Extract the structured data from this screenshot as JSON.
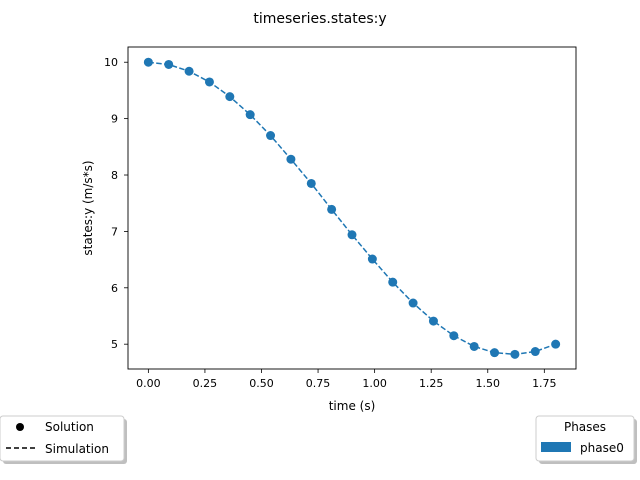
{
  "chart_data": {
    "type": "line",
    "title": "timeseries.states:y",
    "xlabel": "time (s)",
    "ylabel": "states:y (m/s*s)",
    "xlim": [
      -0.09,
      1.89
    ],
    "ylim": [
      4.56,
      10.27
    ],
    "xticks": [
      "0.00",
      "0.25",
      "0.50",
      "0.75",
      "1.00",
      "1.25",
      "1.50",
      "1.75"
    ],
    "yticks": [
      "5",
      "6",
      "7",
      "8",
      "9",
      "10"
    ],
    "grid": false,
    "color": "#1f77b4",
    "series": [
      {
        "kind": "scatter",
        "x": [
          0.0,
          0.09,
          0.18,
          0.27,
          0.36,
          0.45,
          0.54,
          0.63,
          0.72,
          0.81,
          0.9,
          0.99,
          1.08,
          1.17,
          1.26,
          1.35,
          1.44,
          1.53,
          1.62,
          1.71,
          1.8
        ],
        "y": [
          10.0,
          9.96,
          9.84,
          9.65,
          9.39,
          9.07,
          8.7,
          8.28,
          7.85,
          7.39,
          6.94,
          6.51,
          6.1,
          5.73,
          5.41,
          5.15,
          4.96,
          4.85,
          4.82,
          4.87,
          5.0
        ]
      },
      {
        "kind": "line-dashed",
        "x": [
          0.0,
          0.09,
          0.18,
          0.27,
          0.36,
          0.45,
          0.54,
          0.63,
          0.72,
          0.81,
          0.9,
          0.99,
          1.08,
          1.17,
          1.26,
          1.35,
          1.44,
          1.53,
          1.62,
          1.71,
          1.8
        ],
        "y": [
          10.0,
          9.96,
          9.84,
          9.65,
          9.39,
          9.07,
          8.7,
          8.28,
          7.85,
          7.39,
          6.94,
          6.51,
          6.1,
          5.73,
          5.41,
          5.15,
          4.96,
          4.85,
          4.82,
          4.87,
          5.0
        ]
      }
    ],
    "legend_left": {
      "placement": "bottom-left",
      "entries": [
        {
          "label": "Solution",
          "marker": "circle",
          "color": "#000000"
        },
        {
          "label": "Simulation",
          "marker": "dashed-line",
          "color": "#000000"
        }
      ]
    },
    "legend_right": {
      "placement": "bottom-right",
      "title": "Phases",
      "entries": [
        {
          "label": "phase0",
          "marker": "patch",
          "color": "#1f77b4"
        }
      ]
    }
  }
}
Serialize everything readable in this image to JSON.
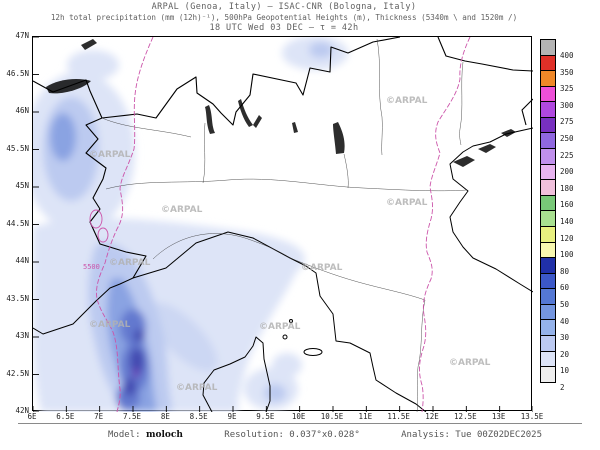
{
  "header": {
    "line1": "ARPAL (Genoa, Italy)  –  ISAC-CNR (Bologna, Italy)",
    "line2": "12h total precipitation (mm (12h)⁻¹), 500hPa Geopotential Heights (m), Thickness (5340m \\ and 1520m /)",
    "line3": "18 UTC Wed 03 DEC  –  τ = 42h"
  },
  "map": {
    "watermark": "©ARPAL",
    "contour_label": "5500",
    "x_axis": {
      "ticks": [
        "6E",
        "6.5E",
        "7E",
        "7.5E",
        "8E",
        "8.5E",
        "9E",
        "9.5E",
        "10E",
        "10.5E",
        "11E",
        "11.5E",
        "12E",
        "12.5E",
        "13E",
        "13.5E"
      ]
    },
    "y_axis": {
      "ticks": [
        "47N",
        "46.5N",
        "46N",
        "45.5N",
        "45N",
        "44.5N",
        "44N",
        "43.5N",
        "43N",
        "42.5N",
        "42N"
      ]
    }
  },
  "colorbar": {
    "units": "mm (12h)⁻¹",
    "labels": [
      "400",
      "350",
      "325",
      "300",
      "275",
      "250",
      "225",
      "200",
      "180",
      "160",
      "140",
      "120",
      "100",
      "80",
      "60",
      "50",
      "40",
      "30",
      "20",
      "10",
      "2"
    ],
    "colors_top_to_bottom": [
      "#b4b4b4",
      "#e03028",
      "#f08828",
      "#ee50d8",
      "#b048e0",
      "#7830c0",
      "#9068e0",
      "#c090ec",
      "#e8b4f0",
      "#f0c0dc",
      "#78c878",
      "#a8e090",
      "#e8f080",
      "#f8f8b0",
      "#2030a8",
      "#3c58c8",
      "#5478d4",
      "#7496e0",
      "#94b2ea",
      "#bccaf2",
      "#dde4f8",
      "#eeeeee"
    ]
  },
  "footer": {
    "model_label": "Model:",
    "model_value": "moloch",
    "resolution": "Resolution: 0.037°x0.028°",
    "analysis": "Analysis: Tue 00Z02DEC2025"
  }
}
_ _ _ _ _ _ _
■ **EXERCISE REQUIREMENTS**
Print the records above exactly as they stand, but leave out the pictures.

■ **TASK RESULT**
Extract the structured data from this screenshot as JSON.
{
  "chart_data": {
    "type": "line",
    "title": "timeseries.states:y",
    "xlabel": "time (s)",
    "ylabel": "states:y (m/s*s)",
    "xlim": [
      -0.09,
      1.89
    ],
    "ylim": [
      4.56,
      10.27
    ],
    "xticks": [
      "0.00",
      "0.25",
      "0.50",
      "0.75",
      "1.00",
      "1.25",
      "1.50",
      "1.75"
    ],
    "yticks": [
      "5",
      "6",
      "7",
      "8",
      "9",
      "10"
    ],
    "grid": false,
    "color": "#1f77b4",
    "series": [
      {
        "kind": "scatter",
        "x": [
          0.0,
          0.09,
          0.18,
          0.27,
          0.36,
          0.45,
          0.54,
          0.63,
          0.72,
          0.81,
          0.9,
          0.99,
          1.08,
          1.17,
          1.26,
          1.35,
          1.44,
          1.53,
          1.62,
          1.71,
          1.8
        ],
        "y": [
          10.0,
          9.96,
          9.84,
          9.65,
          9.39,
          9.07,
          8.7,
          8.28,
          7.85,
          7.39,
          6.94,
          6.51,
          6.1,
          5.73,
          5.41,
          5.15,
          4.96,
          4.85,
          4.82,
          4.87,
          5.0
        ]
      },
      {
        "kind": "line-dashed",
        "x": [
          0.0,
          0.09,
          0.18,
          0.27,
          0.36,
          0.45,
          0.54,
          0.63,
          0.72,
          0.81,
          0.9,
          0.99,
          1.08,
          1.17,
          1.26,
          1.35,
          1.44,
          1.53,
          1.62,
          1.71,
          1.8
        ],
        "y": [
          10.0,
          9.96,
          9.84,
          9.65,
          9.39,
          9.07,
          8.7,
          8.28,
          7.85,
          7.39,
          6.94,
          6.51,
          6.1,
          5.73,
          5.41,
          5.15,
          4.96,
          4.85,
          4.82,
          4.87,
          5.0
        ]
      }
    ],
    "legend_left": {
      "placement": "bottom-left",
      "entries": [
        {
          "label": "Solution",
          "marker": "circle",
          "color": "#000000"
        },
        {
          "label": "Simulation",
          "marker": "dashed-line",
          "color": "#000000"
        }
      ]
    },
    "legend_right": {
      "placement": "bottom-right",
      "title": "Phases",
      "entries": [
        {
          "label": "phase0",
          "marker": "patch",
          "color": "#1f77b4"
        }
      ]
    }
  }
}
Serialize everything readable in this image to JSON.
{
  "header": {
    "line1": "ARPAL (Genoa, Italy)  –  ISAC-CNR (Bologna, Italy)",
    "line2": "12h total precipitation (mm (12h)⁻¹), 500hPa Geopotential Heights (m), Thickness (5340m \\ and 1520m /)",
    "line3": "18 UTC Wed 03 DEC  –  τ = 42h"
  },
  "map": {
    "watermark": "©ARPAL",
    "contour_label": "5500",
    "x_axis": {
      "ticks": [
        "6E",
        "6.5E",
        "7E",
        "7.5E",
        "8E",
        "8.5E",
        "9E",
        "9.5E",
        "10E",
        "10.5E",
        "11E",
        "11.5E",
        "12E",
        "12.5E",
        "13E",
        "13.5E"
      ]
    },
    "y_axis": {
      "ticks": [
        "47N",
        "46.5N",
        "46N",
        "45.5N",
        "45N",
        "44.5N",
        "44N",
        "43.5N",
        "43N",
        "42.5N",
        "42N"
      ]
    }
  },
  "colorbar": {
    "units": "mm (12h)⁻¹",
    "labels": [
      "400",
      "350",
      "325",
      "300",
      "275",
      "250",
      "225",
      "200",
      "180",
      "160",
      "140",
      "120",
      "100",
      "80",
      "60",
      "50",
      "40",
      "30",
      "20",
      "10",
      "2"
    ],
    "colors_top_to_bottom": [
      "#b4b4b4",
      "#e03028",
      "#f08828",
      "#ee50d8",
      "#b048e0",
      "#7830c0",
      "#9068e0",
      "#c090ec",
      "#e8b4f0",
      "#f0c0dc",
      "#78c878",
      "#a8e090",
      "#e8f080",
      "#f8f8b0",
      "#2030a8",
      "#3c58c8",
      "#5478d4",
      "#7496e0",
      "#94b2ea",
      "#bccaf2",
      "#dde4f8",
      "#eeeeee"
    ]
  },
  "footer": {
    "model_label": "Model:",
    "model_value": "moloch",
    "resolution": "Resolution: 0.037°x0.028°",
    "analysis": "Analysis: Tue 00Z02DEC2025"
  }
}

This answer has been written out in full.